WRITTEN EXERCISE:
Output as a JSON list of strings the lines that start at the one containing "Patent image size: (956, 1262)." and end with the one containing "The support structure 500 is at (763, 594).". Give one string per line and leave out blank lines.

Stored items
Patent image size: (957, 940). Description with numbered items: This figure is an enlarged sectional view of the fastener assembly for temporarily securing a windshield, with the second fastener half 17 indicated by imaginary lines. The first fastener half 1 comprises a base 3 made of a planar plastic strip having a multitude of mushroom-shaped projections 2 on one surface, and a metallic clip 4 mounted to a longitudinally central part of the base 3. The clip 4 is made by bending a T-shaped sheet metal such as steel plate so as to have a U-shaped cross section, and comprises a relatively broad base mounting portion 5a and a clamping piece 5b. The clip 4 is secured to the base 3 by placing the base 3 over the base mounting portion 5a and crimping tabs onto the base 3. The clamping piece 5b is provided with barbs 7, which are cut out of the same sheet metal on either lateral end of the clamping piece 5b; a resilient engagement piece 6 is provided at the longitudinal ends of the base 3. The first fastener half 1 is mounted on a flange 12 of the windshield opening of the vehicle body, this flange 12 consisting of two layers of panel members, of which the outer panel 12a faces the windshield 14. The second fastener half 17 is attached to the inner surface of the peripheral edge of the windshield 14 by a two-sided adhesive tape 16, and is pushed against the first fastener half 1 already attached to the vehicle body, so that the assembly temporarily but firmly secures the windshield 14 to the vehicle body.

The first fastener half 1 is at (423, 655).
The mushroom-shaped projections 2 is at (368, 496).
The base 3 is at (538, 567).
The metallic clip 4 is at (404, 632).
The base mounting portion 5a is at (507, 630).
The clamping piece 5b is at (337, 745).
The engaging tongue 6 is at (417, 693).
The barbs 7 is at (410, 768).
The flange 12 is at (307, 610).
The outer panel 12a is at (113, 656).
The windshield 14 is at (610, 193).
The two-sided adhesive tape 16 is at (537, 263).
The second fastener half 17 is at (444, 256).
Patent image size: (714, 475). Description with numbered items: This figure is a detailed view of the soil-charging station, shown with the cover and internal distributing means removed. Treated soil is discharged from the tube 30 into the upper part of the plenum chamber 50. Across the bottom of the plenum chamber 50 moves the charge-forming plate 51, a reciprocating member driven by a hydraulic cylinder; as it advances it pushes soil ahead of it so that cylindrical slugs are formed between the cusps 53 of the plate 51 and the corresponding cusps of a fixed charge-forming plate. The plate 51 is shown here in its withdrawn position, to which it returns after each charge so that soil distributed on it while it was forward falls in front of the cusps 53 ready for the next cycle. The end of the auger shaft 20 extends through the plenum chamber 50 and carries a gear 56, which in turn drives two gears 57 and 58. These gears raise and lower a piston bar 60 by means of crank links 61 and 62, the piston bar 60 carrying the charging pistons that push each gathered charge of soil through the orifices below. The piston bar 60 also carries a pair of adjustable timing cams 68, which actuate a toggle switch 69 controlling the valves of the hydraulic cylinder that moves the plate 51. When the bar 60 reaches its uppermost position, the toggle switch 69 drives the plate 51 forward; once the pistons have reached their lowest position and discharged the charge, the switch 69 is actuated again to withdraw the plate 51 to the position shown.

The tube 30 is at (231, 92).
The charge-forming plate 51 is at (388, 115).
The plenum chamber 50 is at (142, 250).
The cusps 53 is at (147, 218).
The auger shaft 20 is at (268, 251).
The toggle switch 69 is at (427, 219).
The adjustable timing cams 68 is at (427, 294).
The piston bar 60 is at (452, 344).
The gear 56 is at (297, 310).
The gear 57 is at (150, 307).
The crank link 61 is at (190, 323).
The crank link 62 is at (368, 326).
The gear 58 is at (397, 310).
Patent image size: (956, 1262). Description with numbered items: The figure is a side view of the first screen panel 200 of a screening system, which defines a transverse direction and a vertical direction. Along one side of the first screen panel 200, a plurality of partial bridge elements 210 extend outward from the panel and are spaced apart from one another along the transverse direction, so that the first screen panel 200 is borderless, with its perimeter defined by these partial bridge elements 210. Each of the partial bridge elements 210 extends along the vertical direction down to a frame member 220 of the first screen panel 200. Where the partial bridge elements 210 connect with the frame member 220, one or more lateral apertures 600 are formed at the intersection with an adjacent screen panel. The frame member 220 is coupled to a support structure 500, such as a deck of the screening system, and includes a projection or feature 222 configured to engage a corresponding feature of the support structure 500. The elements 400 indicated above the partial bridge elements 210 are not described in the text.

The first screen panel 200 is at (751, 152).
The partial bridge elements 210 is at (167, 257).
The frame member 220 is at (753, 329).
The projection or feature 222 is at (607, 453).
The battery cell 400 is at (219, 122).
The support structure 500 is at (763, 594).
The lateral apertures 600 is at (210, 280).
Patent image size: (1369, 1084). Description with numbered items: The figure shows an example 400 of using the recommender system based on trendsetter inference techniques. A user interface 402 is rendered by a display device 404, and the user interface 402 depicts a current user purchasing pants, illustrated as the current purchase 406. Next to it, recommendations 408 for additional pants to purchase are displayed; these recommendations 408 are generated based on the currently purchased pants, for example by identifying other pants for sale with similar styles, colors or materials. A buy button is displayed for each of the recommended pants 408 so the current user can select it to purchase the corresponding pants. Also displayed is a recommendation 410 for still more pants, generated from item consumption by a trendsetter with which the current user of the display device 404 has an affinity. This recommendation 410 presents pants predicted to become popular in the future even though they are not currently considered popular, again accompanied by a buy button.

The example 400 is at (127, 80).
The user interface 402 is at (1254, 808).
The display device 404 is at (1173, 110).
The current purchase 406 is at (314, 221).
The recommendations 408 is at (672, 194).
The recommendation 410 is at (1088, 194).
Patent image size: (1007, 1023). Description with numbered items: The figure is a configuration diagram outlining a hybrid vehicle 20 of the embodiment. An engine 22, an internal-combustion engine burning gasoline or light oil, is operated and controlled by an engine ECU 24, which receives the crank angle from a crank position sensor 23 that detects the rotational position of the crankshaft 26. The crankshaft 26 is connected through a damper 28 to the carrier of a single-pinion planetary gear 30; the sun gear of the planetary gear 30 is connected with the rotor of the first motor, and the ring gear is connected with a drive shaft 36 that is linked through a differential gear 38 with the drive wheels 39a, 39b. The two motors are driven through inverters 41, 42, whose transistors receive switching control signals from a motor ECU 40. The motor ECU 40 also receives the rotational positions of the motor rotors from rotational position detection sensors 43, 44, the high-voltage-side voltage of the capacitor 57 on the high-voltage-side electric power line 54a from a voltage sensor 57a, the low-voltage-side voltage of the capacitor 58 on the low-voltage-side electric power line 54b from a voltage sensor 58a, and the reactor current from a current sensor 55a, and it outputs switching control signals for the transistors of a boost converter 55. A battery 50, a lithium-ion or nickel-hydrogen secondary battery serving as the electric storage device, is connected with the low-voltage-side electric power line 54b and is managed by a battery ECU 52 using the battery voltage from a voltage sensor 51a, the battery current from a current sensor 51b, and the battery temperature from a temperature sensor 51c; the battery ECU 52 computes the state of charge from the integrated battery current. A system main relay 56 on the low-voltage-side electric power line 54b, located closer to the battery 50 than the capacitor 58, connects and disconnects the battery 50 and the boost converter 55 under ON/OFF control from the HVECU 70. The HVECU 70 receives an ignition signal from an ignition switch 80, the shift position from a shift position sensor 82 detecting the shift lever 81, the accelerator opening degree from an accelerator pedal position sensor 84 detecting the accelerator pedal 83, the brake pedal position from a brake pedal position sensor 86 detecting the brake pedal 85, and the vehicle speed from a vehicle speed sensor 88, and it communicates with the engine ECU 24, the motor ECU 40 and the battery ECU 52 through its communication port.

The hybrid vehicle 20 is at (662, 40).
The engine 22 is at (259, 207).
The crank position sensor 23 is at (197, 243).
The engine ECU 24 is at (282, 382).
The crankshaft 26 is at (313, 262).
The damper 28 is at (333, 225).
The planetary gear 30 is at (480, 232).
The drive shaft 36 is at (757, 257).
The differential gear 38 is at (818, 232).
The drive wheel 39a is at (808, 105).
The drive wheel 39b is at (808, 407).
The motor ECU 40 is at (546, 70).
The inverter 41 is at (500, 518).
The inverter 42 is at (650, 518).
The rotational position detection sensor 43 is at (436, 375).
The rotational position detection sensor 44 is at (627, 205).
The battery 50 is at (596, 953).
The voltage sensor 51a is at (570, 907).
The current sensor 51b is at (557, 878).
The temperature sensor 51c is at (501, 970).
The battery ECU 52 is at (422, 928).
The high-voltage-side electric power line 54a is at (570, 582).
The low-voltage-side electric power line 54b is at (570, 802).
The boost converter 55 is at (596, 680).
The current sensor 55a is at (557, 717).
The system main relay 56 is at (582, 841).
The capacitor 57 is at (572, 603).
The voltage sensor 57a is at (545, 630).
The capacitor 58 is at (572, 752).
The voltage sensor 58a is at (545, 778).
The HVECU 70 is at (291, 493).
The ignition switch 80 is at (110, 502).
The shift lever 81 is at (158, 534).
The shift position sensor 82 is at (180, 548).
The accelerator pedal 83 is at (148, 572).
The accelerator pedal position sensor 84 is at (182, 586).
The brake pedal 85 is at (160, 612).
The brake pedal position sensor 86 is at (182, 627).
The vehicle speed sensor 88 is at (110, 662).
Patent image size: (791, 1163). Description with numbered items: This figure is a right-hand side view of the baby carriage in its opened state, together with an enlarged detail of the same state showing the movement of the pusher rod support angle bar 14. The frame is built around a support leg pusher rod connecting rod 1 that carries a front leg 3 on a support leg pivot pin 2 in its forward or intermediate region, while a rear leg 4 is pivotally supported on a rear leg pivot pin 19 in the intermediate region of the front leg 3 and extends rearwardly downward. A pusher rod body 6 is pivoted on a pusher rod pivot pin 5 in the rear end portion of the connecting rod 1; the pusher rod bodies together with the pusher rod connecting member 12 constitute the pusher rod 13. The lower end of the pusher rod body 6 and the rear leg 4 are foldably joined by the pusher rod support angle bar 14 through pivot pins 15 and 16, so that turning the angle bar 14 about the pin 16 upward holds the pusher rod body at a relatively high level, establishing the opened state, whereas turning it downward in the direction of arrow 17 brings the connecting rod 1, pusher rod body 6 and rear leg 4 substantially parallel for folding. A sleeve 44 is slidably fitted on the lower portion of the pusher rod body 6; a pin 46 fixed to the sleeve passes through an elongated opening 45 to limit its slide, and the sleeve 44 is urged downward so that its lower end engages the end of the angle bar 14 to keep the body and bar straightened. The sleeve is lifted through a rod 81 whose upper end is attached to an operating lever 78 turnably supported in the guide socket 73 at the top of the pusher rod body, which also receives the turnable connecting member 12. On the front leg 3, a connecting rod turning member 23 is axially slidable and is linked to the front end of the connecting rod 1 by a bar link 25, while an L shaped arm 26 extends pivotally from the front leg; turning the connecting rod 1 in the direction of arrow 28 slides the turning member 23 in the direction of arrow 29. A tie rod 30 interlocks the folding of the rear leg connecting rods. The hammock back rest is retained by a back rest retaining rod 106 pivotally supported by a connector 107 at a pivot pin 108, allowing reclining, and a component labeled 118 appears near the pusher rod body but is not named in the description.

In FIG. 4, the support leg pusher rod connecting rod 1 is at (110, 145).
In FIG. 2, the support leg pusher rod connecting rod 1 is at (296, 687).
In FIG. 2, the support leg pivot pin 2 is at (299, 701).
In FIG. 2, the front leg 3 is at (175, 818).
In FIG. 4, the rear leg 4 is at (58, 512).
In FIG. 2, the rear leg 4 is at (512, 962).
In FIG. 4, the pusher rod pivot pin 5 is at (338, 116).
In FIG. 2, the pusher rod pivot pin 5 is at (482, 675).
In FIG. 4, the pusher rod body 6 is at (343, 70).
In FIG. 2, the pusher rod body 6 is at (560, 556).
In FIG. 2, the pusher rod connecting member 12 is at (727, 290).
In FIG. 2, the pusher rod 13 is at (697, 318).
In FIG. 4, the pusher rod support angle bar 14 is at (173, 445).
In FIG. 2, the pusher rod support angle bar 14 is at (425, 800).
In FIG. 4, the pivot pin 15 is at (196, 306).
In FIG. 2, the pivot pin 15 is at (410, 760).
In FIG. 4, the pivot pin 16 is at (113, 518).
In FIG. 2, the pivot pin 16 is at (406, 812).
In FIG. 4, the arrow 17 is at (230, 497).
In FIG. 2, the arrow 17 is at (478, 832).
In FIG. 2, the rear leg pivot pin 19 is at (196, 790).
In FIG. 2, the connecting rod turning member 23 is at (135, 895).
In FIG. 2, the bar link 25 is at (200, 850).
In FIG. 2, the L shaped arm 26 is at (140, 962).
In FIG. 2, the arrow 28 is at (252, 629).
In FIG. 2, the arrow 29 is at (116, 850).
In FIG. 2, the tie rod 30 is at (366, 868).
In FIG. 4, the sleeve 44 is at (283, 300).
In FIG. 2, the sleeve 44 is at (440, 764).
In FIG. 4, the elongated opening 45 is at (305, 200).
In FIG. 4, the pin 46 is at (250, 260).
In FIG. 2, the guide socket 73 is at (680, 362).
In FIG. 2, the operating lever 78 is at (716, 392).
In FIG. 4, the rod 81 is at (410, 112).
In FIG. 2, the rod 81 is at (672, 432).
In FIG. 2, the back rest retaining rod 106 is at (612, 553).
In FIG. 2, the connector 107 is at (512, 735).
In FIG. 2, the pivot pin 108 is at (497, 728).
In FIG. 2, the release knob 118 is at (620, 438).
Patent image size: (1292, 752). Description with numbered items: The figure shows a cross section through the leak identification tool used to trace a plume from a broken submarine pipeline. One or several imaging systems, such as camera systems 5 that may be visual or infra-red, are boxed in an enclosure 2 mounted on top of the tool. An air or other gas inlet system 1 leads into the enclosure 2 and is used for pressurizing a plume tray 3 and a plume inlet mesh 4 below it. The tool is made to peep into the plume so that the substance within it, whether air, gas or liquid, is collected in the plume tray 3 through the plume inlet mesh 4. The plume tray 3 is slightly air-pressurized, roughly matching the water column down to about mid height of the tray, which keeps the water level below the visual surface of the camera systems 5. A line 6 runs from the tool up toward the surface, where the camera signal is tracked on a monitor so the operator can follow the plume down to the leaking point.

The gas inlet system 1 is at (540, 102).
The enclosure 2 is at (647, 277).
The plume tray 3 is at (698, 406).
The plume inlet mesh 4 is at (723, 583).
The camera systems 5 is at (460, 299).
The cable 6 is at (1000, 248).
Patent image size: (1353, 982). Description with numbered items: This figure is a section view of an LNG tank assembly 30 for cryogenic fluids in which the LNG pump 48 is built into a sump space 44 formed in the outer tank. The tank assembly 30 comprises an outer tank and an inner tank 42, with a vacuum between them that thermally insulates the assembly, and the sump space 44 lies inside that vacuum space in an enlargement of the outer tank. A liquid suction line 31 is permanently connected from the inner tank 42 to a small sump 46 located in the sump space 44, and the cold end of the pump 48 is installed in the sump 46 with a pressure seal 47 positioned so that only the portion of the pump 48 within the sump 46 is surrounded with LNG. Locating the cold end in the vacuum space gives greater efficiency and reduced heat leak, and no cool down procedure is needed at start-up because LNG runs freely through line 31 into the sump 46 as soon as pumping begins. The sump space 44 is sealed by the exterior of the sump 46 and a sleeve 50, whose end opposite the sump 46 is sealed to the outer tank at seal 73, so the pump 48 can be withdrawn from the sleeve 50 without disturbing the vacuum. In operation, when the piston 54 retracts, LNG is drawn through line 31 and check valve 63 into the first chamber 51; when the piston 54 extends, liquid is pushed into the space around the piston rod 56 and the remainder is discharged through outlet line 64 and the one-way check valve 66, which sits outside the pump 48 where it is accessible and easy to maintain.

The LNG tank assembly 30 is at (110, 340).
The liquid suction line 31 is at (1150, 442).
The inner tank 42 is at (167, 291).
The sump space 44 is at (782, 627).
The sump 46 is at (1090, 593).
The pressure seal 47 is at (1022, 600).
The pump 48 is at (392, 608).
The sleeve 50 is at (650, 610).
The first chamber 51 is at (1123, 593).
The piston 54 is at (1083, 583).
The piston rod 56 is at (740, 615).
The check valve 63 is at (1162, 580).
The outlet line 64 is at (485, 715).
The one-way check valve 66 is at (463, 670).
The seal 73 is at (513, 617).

ANSWER TO THE PROBLEM:
[
  "Patent image size: (956, 1262). Description with numbered items: The figure is a side view of the first screen panel 200 of a screening system, which defines a transverse direction and a vertical direction. Along one side of the first screen panel 200, a plurality of partial bridge elements 210 extend outward from the panel and are spaced apart from one another along the transverse direction, so that the first screen panel 200 is borderless, with its perimeter defined by these partial bridge elements 210. Each of the partial bridge elements 210 extends along the vertical direction down to a frame member 220 of the first screen panel 200. Where the partial bridge elements 210 connect with the frame member 220, one or more lateral apertures 600 are formed at the intersection with an adjacent screen panel. The frame member 220 is coupled to a support structure 500, such as a deck of the screening system, and includes a projection or feature 222 configured to engage a corresponding feature of the support structure 500. The elements 400 indicated above the partial bridge elements 210 are not described in the text.",
  "The first screen panel 200 is at (751, 152).",
  "The partial bridge elements 210 is at (167, 257).",
  "The frame member 220 is at (753, 329).",
  "The projection or feature 222 is at (607, 453).",
  "The battery cell 400 is at (219, 122).",
  "The support structure 500 is at (763, 594)."
]